• Text block:
Supreme Court spins its own reality

It is often very difficult to look behind the Supreme Court judgments coming out of New Zealand. If no one looks closely at the relevant court submissions, the only parties likely to be privy to the Supreme Court distortions are the involved lawyers – and they are prevented from exposing judicial distortions due to a perverse ethical bond to not criticise the court.

The judges know this, which explains many of the liberties they often take in the judgments. Their “humpty-dumptyisms” surface later, if at all. Sadly, there is no independent bar in New Zealand to justly call them out for such perversions of fact and law when they occur.  This helps explain why some kiwisfirst reporting on the New Zealand Supreme Court comes much after the fact. The appeal of Colman v Police is one such case.

The appeal concerned Northland resident John Colman’s appeal against conviction for using insulting language in calling some religious buskers who would not get off his property “c***s”. One problem was Colman had been charged with disorderly conduct. His conviction for foul language was a breach of natural justice and due process.

There was no dispute of the fundamental process failure before the Supreme Court.

The Supreme Court keenly realised that the District Court, High Court and Court of Appeal nonetheless ignored fundamental precepts in law. This most likely explained its own covering up of the abysmal legal failures of the lower courts. Its dismissal of an appeal application stated that while “On his appeal to the High Court, Allan J held the charge had been made out” this was not an adverse ruling against Mr Colman because he was then discharged without conviction. According to the Supreme Court, this gave it legal licence under s144 of the Summary Proceedings Act to not entertain Colman’s appeal.

• Data records:
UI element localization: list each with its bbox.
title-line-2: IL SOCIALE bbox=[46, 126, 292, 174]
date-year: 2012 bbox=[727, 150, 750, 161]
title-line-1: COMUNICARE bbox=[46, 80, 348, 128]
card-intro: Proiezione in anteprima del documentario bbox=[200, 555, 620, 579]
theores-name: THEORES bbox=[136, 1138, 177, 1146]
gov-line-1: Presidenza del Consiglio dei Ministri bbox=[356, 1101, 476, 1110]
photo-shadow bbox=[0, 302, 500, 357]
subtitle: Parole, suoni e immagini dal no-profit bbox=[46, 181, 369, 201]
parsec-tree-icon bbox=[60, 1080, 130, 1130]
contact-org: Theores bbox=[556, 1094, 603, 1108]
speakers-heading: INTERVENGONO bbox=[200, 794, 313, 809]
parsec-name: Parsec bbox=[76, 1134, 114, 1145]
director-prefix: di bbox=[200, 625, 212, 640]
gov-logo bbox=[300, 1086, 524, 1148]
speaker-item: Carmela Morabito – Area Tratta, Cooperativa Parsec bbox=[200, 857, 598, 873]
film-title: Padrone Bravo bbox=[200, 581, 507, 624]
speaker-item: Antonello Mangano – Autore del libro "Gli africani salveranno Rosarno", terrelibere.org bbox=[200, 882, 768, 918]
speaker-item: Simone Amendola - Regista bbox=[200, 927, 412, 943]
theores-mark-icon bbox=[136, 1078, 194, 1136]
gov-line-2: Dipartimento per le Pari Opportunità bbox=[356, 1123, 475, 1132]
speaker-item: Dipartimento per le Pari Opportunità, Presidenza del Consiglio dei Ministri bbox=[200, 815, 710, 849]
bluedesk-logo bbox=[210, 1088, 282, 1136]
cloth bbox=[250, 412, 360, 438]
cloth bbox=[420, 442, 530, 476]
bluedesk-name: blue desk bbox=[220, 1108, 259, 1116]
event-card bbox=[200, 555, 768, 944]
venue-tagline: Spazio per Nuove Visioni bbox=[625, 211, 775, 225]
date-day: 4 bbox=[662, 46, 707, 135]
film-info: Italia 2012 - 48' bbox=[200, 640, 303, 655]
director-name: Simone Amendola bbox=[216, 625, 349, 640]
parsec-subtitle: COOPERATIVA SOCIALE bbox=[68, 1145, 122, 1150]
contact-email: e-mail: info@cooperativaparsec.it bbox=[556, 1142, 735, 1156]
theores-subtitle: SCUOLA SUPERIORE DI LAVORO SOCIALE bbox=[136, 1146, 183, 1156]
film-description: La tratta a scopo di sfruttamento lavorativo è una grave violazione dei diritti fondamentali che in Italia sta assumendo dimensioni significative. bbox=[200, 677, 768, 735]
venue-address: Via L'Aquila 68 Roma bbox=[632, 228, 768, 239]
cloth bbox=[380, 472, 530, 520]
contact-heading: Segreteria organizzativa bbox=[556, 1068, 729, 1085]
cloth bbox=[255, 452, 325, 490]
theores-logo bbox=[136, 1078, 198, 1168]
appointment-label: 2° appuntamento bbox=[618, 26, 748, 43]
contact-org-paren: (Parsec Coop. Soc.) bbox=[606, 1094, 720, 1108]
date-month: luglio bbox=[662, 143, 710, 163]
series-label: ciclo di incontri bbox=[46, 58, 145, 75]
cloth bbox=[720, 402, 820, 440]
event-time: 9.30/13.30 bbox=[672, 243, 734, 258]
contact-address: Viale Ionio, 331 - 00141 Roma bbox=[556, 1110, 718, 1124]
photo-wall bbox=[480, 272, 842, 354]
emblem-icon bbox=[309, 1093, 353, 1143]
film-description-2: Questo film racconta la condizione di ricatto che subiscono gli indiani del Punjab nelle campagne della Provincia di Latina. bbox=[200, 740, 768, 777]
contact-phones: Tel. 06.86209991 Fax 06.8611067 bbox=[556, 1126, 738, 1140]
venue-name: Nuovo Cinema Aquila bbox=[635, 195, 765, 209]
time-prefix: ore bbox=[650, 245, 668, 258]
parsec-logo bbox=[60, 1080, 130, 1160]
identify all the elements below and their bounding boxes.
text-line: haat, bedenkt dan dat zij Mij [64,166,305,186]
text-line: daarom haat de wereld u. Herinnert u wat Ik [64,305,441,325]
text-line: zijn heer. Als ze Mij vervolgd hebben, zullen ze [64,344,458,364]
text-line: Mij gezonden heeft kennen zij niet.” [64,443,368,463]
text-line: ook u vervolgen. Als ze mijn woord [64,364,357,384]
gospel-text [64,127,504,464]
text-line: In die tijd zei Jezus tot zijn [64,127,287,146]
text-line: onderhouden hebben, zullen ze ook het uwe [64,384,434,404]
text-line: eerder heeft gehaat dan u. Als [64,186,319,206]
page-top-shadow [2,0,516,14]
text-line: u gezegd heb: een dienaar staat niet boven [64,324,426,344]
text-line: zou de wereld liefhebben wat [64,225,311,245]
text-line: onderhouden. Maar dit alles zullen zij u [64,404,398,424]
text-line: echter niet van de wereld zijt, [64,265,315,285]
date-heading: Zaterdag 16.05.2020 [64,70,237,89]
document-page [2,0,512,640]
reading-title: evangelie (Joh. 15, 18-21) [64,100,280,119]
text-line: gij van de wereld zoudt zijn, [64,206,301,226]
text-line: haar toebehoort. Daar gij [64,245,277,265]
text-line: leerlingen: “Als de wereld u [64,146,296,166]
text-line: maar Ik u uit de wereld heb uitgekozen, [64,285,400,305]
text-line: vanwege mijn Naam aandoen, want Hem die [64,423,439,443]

• What to work on:
**a.** In the article on the Colman v Police appeal, what offense had John Colman been charged with?
**b.** Please carry the article on the Colman v Police appeal forward from its last sentence.
The listing has no connection to the article on the Colman v Police appeal.

• Expected outputs:
**a.** Disorderly conduct.

**b.**
It is hard to imagine any court, let alone New Zealand’s highest court, stating a High Court determination that a criminal conviction had been made out and that party charged $226 costs is not an adverse determination. But it was the Supreme Court’s fudging of the elementary legal failures by the High Court which would bring disgust to every right-thinking lawyer who ventured a look behind Humpty Dumpty’s protestations to learn the facts. Two grounds of the appeal come to mind, and the Supreme Court failed in its duty to properly particularise them even if it found a legal technicality to dismiss them.

First there is the issue of High Court Justice Christopher Allan “quashing” the conviction before “discharging” Colman. This was a fundamental failure in law as the judge had no power to discharge once he declared the conviction quashed (para. 109 of Allan’s judgment).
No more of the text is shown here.